### To be done
Look for the word "text" in the entries below, then copy every line that has it.

━━━━━━━━━━

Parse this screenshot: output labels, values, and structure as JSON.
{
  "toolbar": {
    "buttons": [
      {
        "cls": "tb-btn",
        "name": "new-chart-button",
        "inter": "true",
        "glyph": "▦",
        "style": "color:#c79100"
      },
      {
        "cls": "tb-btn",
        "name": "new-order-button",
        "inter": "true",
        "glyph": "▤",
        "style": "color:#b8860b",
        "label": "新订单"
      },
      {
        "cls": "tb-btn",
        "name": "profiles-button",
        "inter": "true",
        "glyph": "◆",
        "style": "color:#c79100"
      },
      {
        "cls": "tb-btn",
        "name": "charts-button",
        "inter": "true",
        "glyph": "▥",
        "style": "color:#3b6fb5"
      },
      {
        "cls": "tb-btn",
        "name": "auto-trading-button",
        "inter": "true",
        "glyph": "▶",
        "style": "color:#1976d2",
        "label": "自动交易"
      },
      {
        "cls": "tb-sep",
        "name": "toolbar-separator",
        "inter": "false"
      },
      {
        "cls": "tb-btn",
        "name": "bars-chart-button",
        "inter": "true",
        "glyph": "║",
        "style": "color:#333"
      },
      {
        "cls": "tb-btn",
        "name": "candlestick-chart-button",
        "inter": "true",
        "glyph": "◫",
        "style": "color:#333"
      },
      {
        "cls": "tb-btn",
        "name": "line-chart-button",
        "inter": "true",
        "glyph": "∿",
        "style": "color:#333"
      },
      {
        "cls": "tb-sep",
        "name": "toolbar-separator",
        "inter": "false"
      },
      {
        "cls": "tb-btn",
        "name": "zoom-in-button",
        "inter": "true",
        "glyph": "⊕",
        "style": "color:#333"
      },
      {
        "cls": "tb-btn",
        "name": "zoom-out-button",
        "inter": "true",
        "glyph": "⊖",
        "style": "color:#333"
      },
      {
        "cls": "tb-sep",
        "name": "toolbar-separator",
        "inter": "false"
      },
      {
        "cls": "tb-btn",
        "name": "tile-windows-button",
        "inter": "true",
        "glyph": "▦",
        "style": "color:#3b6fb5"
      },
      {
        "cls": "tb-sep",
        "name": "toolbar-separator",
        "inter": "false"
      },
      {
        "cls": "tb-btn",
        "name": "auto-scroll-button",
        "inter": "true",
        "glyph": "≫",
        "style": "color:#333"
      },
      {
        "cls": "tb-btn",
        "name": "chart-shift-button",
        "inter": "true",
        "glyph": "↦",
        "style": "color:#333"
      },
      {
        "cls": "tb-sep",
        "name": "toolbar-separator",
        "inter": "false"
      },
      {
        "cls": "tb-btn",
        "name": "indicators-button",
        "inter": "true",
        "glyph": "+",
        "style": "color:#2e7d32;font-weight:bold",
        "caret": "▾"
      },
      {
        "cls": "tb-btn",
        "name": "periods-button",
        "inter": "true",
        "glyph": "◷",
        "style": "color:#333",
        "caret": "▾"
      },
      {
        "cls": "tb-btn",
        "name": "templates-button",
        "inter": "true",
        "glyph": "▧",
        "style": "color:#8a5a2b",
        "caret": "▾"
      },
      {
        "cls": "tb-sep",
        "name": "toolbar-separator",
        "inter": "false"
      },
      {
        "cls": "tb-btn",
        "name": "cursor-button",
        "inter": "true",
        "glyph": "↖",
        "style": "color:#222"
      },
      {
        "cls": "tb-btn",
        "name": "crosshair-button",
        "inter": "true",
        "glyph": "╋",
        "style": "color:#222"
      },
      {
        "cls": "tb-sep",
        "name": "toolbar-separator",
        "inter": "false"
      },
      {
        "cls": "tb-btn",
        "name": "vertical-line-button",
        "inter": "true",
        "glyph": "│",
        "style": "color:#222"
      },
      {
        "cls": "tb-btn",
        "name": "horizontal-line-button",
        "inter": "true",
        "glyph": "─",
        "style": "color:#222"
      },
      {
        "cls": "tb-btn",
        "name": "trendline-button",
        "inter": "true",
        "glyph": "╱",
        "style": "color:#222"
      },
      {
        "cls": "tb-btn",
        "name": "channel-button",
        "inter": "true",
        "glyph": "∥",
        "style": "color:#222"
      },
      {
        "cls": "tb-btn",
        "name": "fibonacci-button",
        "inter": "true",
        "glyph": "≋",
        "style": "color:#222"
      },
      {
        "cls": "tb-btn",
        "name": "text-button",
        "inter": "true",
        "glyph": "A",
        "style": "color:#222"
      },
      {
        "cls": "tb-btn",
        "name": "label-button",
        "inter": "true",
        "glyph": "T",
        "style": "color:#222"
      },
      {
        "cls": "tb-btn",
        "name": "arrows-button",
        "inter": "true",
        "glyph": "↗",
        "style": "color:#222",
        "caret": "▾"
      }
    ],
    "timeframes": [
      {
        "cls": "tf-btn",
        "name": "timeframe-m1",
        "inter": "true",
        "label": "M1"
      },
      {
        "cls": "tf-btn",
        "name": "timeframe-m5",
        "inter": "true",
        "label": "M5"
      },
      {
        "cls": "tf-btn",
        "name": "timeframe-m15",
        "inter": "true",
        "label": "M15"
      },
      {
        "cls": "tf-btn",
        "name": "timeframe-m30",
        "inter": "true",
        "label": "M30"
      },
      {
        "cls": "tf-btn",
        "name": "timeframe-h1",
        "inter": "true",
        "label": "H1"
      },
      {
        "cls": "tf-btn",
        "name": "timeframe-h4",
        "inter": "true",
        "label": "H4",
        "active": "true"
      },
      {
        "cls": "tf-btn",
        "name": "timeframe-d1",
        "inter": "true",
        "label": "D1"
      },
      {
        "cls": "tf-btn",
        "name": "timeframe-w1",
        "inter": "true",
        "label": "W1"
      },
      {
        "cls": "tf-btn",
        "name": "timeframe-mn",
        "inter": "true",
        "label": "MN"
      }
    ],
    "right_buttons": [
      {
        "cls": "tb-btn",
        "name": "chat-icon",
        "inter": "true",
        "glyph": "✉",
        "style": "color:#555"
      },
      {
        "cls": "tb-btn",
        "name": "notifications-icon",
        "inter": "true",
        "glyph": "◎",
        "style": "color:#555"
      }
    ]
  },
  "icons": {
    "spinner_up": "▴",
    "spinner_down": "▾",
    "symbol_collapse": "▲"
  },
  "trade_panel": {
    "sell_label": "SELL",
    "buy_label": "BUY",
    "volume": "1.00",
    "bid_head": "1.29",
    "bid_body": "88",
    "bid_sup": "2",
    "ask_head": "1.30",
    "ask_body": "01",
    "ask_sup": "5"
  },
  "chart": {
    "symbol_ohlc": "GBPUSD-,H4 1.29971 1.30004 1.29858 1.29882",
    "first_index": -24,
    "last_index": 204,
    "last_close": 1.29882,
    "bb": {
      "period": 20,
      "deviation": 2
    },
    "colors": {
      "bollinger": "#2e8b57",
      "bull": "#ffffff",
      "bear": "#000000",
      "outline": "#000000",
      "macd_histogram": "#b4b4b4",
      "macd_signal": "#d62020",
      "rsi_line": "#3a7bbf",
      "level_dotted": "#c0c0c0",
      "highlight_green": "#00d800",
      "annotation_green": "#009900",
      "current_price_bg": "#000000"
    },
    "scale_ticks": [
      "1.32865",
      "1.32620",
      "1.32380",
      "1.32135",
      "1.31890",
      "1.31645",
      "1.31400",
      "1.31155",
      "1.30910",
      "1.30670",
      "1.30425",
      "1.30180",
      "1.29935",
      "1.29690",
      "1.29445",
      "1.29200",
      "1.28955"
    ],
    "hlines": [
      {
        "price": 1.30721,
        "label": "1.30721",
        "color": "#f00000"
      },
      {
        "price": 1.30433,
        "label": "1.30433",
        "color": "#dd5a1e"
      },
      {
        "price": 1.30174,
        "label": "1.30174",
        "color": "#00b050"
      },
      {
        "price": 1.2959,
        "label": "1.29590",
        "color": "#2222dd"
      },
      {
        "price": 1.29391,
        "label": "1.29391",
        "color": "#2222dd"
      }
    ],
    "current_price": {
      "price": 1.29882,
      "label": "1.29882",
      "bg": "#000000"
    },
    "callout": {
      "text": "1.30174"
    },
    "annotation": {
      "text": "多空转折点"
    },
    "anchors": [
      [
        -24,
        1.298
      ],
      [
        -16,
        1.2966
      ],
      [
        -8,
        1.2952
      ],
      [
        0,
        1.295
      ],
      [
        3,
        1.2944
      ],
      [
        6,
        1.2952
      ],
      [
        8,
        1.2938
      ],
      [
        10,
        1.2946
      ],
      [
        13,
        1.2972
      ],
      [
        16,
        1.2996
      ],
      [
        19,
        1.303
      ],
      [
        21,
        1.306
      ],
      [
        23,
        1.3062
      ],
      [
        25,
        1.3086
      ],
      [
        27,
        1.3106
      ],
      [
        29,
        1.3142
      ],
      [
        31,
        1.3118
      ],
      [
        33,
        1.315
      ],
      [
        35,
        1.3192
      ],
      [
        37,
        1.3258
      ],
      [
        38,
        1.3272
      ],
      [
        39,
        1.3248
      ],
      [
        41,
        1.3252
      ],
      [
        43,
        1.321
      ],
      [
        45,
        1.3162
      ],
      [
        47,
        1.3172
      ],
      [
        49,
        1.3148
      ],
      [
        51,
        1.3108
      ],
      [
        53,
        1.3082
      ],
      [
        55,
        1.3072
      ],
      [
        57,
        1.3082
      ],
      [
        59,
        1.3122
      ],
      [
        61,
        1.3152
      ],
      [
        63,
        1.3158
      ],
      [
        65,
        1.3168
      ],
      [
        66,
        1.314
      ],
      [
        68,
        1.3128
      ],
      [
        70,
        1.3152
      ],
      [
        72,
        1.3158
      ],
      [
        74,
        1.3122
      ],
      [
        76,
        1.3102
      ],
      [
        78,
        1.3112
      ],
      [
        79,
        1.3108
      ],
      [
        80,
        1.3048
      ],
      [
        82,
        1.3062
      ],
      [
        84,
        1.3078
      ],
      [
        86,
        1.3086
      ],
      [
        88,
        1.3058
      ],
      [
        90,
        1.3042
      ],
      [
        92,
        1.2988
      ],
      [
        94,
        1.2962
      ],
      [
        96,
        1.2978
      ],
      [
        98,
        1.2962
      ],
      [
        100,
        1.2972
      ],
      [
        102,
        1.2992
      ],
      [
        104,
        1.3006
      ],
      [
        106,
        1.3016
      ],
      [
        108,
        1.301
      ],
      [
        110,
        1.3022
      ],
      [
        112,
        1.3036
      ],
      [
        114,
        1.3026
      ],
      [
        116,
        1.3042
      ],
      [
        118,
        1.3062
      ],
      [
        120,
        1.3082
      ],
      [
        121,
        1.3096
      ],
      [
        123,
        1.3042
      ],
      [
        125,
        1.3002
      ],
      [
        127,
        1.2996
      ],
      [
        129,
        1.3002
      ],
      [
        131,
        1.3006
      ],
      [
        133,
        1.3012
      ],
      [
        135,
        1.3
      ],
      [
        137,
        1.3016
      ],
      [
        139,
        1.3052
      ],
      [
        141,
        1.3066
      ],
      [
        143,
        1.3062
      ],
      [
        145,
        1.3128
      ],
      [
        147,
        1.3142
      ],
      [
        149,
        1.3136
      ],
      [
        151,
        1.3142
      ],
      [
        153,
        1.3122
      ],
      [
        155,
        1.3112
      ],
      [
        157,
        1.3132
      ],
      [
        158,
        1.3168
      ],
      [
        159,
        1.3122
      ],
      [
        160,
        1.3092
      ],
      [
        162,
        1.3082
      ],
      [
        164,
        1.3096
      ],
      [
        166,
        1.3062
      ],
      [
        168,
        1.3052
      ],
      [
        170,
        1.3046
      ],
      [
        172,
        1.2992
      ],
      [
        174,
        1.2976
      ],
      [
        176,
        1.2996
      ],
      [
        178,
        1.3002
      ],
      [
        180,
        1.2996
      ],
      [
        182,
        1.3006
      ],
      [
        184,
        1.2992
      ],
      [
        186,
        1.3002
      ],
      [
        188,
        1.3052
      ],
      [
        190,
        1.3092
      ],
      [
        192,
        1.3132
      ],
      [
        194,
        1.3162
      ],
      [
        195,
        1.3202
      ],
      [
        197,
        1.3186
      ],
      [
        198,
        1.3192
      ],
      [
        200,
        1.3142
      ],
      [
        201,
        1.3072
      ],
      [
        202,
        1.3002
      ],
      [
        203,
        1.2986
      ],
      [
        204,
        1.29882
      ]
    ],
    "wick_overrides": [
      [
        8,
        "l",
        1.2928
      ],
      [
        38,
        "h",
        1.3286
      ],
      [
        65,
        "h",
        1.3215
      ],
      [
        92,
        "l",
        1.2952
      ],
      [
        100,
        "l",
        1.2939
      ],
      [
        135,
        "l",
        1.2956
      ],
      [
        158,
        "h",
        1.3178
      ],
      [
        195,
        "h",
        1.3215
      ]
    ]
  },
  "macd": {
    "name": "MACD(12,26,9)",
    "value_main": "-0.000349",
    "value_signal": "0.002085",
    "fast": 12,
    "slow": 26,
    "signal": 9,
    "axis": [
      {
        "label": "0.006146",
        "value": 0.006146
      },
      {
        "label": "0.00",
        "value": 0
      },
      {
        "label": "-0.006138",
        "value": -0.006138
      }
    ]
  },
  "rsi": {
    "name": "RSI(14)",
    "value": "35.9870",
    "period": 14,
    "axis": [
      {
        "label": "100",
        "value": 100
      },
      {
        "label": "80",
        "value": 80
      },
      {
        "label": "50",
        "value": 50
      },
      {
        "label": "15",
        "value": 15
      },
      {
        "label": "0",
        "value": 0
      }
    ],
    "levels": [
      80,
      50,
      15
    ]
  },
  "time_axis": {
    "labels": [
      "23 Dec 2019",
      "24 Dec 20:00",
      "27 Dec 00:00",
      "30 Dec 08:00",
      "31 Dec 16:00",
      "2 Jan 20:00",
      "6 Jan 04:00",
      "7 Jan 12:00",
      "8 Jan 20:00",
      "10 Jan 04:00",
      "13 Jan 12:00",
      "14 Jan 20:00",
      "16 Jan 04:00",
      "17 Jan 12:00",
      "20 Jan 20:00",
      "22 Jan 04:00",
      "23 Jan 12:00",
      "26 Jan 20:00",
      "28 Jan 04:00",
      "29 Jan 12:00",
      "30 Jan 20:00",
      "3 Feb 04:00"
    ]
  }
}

━━━━━━━━━━

### Task output
        "name": "text-button",
      "text": "1.30174"
      "text": "多空转折点"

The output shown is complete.